(Dataset records)
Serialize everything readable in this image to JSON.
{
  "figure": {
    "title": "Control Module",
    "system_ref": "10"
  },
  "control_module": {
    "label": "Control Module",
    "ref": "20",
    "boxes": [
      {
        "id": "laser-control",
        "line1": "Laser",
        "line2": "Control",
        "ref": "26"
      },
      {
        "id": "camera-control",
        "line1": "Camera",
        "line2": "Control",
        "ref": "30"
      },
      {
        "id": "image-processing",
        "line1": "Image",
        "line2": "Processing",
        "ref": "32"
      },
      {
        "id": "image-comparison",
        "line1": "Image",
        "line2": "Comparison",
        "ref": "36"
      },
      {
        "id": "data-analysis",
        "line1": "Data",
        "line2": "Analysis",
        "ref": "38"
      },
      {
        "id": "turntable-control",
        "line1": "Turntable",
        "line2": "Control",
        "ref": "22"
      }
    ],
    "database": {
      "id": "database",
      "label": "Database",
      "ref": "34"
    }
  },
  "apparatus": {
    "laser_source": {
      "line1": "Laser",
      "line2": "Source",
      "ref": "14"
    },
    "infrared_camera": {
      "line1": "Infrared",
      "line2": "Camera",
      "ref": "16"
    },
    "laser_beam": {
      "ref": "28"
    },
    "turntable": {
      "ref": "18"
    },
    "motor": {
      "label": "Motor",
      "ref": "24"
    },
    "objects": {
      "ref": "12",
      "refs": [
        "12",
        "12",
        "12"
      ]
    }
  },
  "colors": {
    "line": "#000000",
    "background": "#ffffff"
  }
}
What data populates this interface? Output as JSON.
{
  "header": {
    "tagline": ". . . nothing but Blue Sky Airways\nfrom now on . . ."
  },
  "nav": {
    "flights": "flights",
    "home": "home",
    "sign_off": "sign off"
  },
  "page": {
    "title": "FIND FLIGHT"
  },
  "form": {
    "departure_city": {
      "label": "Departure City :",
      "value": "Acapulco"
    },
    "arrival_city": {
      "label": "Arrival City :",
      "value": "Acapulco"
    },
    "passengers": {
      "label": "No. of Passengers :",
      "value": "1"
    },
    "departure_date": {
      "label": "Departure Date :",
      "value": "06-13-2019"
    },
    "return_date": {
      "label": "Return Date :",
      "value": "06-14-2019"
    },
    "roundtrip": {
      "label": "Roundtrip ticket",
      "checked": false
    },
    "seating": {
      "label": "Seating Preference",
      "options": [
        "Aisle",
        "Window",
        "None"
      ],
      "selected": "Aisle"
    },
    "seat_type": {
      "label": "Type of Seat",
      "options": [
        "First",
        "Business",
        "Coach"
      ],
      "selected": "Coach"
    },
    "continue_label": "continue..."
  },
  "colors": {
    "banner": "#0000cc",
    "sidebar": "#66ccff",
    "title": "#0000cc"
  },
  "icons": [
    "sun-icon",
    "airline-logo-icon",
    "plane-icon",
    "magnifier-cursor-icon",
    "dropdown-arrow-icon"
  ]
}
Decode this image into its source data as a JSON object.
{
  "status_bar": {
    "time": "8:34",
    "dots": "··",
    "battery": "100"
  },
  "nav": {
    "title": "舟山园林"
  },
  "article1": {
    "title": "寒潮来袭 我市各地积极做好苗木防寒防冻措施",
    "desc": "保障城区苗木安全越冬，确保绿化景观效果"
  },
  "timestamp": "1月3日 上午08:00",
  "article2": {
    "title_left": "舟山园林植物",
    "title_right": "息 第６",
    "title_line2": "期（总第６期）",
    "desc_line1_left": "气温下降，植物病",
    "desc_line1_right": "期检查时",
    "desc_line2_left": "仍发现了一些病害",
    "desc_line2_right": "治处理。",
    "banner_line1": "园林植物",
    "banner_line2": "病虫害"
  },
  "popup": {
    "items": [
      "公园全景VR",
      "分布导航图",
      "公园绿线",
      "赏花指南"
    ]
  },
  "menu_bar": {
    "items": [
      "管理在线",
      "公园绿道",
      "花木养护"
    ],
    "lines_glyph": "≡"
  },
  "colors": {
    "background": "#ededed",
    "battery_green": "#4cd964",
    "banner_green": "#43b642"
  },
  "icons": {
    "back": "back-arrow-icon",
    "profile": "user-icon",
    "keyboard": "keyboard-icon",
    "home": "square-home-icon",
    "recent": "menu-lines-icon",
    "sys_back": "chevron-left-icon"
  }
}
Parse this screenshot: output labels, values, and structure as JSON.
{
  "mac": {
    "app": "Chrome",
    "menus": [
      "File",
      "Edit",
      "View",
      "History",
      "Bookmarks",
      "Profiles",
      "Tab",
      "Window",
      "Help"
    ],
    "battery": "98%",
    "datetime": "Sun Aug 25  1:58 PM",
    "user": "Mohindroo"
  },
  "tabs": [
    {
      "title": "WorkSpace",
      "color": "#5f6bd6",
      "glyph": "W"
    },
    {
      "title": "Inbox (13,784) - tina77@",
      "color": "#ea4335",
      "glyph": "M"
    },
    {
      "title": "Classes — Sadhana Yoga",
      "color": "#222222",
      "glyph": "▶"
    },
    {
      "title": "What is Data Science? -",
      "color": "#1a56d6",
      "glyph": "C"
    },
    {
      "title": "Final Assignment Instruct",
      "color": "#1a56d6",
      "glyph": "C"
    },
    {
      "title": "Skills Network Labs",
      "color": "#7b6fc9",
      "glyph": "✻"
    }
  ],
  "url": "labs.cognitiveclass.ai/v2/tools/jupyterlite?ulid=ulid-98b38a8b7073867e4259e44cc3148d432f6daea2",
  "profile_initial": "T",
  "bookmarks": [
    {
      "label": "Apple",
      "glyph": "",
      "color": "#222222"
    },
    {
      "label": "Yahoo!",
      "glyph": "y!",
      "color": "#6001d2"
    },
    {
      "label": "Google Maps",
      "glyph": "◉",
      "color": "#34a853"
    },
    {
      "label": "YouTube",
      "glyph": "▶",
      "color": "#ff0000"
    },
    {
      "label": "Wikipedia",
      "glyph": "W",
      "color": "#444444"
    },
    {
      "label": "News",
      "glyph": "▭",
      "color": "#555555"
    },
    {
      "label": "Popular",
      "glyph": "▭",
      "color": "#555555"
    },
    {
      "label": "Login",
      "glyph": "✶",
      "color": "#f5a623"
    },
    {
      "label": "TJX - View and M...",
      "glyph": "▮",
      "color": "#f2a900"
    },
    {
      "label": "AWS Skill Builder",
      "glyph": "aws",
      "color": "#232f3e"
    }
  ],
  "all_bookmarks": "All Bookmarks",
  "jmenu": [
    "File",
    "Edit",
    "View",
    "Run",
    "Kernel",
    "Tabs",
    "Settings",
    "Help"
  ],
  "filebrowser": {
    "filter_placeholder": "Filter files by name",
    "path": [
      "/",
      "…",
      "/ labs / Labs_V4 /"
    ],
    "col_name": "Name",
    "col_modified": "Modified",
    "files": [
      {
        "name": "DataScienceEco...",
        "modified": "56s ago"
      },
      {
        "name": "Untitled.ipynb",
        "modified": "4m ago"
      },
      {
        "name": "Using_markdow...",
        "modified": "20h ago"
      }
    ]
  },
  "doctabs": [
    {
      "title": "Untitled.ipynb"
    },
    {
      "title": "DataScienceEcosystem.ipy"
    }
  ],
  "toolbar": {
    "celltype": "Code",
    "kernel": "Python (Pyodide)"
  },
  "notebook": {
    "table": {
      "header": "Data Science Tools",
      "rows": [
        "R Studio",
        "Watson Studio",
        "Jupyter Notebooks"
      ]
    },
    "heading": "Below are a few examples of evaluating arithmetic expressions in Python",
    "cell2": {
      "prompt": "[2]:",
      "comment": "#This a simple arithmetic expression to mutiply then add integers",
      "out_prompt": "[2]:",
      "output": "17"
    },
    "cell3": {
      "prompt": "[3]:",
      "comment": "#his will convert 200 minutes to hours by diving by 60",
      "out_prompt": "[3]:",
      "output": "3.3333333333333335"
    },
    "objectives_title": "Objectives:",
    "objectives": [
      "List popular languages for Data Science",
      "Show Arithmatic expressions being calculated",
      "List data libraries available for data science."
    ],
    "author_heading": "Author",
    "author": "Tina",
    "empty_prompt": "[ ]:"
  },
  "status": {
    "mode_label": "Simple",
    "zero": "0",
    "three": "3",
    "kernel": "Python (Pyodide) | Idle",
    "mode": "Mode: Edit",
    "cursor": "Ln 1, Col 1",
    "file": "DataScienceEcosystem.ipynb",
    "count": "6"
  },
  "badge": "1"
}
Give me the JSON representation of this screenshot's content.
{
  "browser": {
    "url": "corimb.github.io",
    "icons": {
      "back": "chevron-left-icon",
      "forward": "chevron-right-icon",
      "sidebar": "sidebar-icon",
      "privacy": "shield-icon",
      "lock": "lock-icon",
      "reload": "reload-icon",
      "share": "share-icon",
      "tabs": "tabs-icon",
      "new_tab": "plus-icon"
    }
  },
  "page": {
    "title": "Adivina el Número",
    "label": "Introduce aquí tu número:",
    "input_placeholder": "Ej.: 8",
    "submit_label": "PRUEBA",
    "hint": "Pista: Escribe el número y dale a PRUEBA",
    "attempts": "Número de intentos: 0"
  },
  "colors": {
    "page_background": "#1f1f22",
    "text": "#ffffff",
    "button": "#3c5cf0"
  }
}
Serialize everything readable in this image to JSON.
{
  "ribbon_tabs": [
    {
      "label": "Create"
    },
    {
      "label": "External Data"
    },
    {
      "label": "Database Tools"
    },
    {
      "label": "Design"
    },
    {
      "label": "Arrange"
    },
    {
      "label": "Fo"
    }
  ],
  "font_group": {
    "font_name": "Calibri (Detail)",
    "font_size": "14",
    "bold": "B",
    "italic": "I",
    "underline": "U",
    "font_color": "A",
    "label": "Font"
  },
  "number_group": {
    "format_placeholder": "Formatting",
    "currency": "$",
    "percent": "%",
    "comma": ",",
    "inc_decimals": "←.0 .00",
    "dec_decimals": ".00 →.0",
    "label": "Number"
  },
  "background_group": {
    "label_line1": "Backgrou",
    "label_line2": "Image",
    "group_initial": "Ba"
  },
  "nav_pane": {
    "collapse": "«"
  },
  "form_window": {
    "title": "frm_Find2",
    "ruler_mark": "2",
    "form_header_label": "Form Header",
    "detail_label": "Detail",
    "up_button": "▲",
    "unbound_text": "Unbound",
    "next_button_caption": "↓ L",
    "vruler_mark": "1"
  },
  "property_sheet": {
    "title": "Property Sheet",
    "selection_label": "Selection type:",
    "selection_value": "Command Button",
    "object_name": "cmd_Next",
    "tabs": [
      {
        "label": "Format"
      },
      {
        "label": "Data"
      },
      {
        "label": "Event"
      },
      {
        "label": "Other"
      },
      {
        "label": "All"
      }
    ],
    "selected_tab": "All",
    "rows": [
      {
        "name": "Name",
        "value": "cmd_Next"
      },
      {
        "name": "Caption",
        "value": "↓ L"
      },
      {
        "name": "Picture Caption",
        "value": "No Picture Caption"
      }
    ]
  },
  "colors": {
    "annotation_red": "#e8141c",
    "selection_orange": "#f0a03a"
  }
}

*TO BE DONE*
Pick out each line in the material containing "cursor".

*SOLVED EXERCISE*
    "magnifier-cursor-icon",
    "cursor": "Ln 1, Col 1",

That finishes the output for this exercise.